▶ GIVEN PROBLEM
Write out the whole listing again, exactly as given.

▶ MATERIAL
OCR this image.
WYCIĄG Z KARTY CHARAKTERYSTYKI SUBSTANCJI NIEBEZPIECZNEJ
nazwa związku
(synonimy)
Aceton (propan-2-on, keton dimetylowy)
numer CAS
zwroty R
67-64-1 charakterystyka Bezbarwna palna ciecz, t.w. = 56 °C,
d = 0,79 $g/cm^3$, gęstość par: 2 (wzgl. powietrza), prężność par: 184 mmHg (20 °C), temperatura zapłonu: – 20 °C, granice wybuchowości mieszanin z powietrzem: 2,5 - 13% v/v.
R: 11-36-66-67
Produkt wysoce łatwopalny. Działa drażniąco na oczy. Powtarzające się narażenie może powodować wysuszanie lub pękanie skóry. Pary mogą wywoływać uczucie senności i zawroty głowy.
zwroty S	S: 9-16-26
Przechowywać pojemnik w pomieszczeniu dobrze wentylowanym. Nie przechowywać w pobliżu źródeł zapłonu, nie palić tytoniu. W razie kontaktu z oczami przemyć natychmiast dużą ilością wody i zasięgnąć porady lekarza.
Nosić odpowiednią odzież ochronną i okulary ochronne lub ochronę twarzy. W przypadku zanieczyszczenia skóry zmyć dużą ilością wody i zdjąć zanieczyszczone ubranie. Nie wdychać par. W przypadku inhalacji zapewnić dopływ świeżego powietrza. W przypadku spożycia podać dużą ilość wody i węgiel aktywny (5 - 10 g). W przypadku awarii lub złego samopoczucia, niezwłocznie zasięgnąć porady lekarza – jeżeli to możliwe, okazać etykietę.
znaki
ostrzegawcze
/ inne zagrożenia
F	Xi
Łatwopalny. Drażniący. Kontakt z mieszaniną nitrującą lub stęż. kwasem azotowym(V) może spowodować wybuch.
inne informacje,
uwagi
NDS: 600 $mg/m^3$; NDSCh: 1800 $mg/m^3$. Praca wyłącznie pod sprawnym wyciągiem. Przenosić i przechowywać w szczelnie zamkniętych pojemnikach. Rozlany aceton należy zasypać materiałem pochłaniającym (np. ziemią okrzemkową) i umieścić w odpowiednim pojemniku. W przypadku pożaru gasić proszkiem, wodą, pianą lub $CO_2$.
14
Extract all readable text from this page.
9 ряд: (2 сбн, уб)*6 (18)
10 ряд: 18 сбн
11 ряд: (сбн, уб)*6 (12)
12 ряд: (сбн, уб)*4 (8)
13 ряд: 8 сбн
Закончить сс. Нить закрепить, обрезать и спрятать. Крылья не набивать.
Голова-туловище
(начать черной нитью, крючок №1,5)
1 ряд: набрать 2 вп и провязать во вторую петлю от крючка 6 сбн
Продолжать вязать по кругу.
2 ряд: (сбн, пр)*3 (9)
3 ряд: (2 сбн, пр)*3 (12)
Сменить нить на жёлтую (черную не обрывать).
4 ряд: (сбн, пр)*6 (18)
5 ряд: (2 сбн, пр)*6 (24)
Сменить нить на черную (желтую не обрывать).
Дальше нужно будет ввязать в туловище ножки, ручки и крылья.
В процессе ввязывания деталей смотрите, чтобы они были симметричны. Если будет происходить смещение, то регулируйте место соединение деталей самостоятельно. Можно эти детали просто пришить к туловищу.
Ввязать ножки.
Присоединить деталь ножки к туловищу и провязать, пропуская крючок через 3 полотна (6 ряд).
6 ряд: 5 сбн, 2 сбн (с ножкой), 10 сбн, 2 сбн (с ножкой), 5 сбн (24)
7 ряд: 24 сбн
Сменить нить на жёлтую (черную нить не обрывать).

▶ SOLUTION
OCR this image.
WYCIĄG Z KARTY CHARAKTERYSTYKI SUBSTANCJI NIEBEZPIECZNEJ
nazwa związku
(synonimy)
Aceton (propan-2-on, keton dimetylowy)
numer CAS
zwroty R
67-64-1 charakterystyka Bezbarwna palna ciecz, t.w. = 56 °C,
d = 0,79 $g/cm^3$, gęstość par: 2 (wzgl. powietrza), prężność par: 184 mmHg (20 °C), temperatura zapłonu: – 20 °C, granice wybuchowości mieszanin z powietrzem: 2,5 - 13% v/v.
R: 11-36-66-67
Produkt wysoce łatwopalny. Działa drażniąco na oczy. Powtarzające się narażenie może powodować wysuszanie lub pękanie skóry. Pary mogą wywoływać uczucie senności i zawroty głowy.
zwroty S	S: 9-16-26
Przechowywać pojemnik w pomieszczeniu dobrze wentylowanym. Nie przechowywać w pobliżu źródeł zapłonu, nie palić tytoniu. W razie kontaktu z oczami przemyć natychmiast dużą ilością wody i zasięgnąć porady lekarza.
Nosić odpowiednią odzież ochronną i okulary ochronne lub ochronę twarzy. W przypadku zanieczyszczenia skóry zmyć dużą ilością wody i zdjąć zanieczyszczone ubranie. Nie wdychać par. W przypadku inhalacji zapewnić dopływ świeżego powietrza. W przypadku spożycia podać dużą ilość wody i węgiel aktywny (5 - 10 g). W przypadku awarii lub złego samopoczucia, niezwłocznie zasięgnąć porady lekarza – jeżeli to możliwe, okazać etykietę.
znaki
ostrzegawcze
/ inne zagrożenia
F	Xi
Łatwopalny. Drażniący. Kontakt z mieszaniną nitrującą lub stęż. kwasem azotowym(V) może spowodować wybuch.
inne informacje,
uwagi
NDS: 600 $mg/m^3$; NDSCh: 1800 $mg/m^3$. Praca wyłącznie pod sprawnym wyciągiem. Przenosić i przechowywać w szczelnie zamkniętych pojemnikach. Rozlany aceton należy zasypać materiałem pochłaniającym (np. ziemią okrzemkową) i umieścić w odpowiednim pojemniku. W przypadku pożaru gasić proszkiem, wodą, pianą lub $CO_2$.
14
Extract all readable text from this page.
9 ряд: (2 сбн, уб)*6 (18)
10 ряд: 18 сбн
11 ряд: (сбн, уб)*6 (12)
12 ряд: (сбн, уб)*4 (8)
13 ряд: 8 сбн
Закончить сс. Нить закрепить, обрезать и спрятать. Крылья не набивать.
Голова-туловище
(начать черной нитью, крючок №1,5)
1 ряд: набрать 2 вп и провязать во вторую петлю от крючка 6 сбн
Продолжать вязать по кругу.
2 ряд: (сбн, пр)*3 (9)
3 ряд: (2 сбн, пр)*3 (12)
Сменить нить на жёлтую (черную не обрывать).
4 ряд: (сбн, пр)*6 (18)
5 ряд: (2 сбн, пр)*6 (24)
Сменить нить на черную (желтую не обрывать).
Дальше нужно будет ввязать в туловище ножки, ручки и крылья.
В процессе ввязывания деталей смотрите, чтобы они были симметричны. Если будет происходить смещение, то регулируйте место соединение деталей самостоятельно. Можно эти детали просто пришить к туловищу.
Ввязать ножки.
Присоединить деталь ножки к туловищу и провязать, пропуская крючок через 3 полотна (6 ряд).
6 ряд: 5 сбн, 2 сбн (с ножкой), 10 сбн, 2 сбн (с ножкой), 5 сбн (24)
7 ряд: 24 сбн
Сменить нить на жёлтую (черную нить не обрывать).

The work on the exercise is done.